*Given entries*.
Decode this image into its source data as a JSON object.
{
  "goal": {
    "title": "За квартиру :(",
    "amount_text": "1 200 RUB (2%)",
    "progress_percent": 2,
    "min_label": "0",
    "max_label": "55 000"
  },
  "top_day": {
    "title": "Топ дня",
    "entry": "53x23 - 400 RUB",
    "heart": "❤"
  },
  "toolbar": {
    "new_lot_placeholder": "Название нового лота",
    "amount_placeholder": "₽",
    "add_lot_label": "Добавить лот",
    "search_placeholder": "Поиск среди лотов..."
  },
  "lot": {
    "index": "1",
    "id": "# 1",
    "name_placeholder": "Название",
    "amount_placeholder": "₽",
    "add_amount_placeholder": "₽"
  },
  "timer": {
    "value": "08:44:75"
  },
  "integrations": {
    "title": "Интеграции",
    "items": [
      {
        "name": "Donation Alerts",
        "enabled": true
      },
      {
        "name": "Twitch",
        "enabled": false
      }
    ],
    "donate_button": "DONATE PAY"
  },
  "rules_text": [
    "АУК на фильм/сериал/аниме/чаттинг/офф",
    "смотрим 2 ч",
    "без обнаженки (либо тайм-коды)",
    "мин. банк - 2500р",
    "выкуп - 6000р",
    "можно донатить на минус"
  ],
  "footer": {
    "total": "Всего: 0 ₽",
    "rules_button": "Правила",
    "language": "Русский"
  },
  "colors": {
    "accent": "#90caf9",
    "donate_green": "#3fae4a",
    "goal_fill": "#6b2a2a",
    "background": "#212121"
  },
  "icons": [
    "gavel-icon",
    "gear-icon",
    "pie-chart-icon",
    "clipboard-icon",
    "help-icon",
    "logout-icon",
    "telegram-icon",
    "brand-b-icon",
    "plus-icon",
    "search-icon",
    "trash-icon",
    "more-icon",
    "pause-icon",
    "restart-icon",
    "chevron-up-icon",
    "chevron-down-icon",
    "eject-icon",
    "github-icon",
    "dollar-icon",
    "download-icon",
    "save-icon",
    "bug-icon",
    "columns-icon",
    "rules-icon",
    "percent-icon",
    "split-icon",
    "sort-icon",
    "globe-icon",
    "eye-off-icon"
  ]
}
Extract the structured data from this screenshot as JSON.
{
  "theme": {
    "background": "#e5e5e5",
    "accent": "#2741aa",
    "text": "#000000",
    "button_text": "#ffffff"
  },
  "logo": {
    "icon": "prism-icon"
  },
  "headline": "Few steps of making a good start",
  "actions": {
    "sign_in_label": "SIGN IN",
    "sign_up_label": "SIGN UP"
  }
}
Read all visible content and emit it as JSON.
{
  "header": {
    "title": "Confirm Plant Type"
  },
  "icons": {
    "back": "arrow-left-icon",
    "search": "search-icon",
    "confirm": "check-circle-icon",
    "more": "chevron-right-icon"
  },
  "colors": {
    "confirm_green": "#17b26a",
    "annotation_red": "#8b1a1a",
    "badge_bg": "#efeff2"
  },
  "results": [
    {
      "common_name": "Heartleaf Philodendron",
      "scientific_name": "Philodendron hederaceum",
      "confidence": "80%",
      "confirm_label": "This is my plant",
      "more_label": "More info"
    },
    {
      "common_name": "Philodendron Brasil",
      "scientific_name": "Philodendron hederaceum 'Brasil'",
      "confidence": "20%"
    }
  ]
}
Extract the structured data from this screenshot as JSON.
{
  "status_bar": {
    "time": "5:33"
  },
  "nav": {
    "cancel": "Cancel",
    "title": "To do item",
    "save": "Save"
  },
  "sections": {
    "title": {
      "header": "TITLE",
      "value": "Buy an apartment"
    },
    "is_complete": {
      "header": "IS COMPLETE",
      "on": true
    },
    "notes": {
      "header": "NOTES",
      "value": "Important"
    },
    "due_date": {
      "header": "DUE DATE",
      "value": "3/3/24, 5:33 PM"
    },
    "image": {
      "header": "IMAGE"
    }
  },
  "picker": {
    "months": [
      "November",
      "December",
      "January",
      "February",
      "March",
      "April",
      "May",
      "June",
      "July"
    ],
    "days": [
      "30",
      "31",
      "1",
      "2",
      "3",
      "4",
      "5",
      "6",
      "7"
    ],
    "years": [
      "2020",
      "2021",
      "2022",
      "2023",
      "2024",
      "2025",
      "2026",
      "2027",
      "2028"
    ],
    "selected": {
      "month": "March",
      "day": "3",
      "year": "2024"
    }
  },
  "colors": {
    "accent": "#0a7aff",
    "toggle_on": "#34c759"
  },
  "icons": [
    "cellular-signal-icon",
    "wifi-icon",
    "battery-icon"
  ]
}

*Task statement*. Copy out every line where the word "JSON" occurs.

*Complete output*.
Decode this image into its source data as a JSON object.
Extract the structured data from this screenshot as JSON.
Read all visible content and emit it as JSON.
Extract the structured data from this screenshot as JSON.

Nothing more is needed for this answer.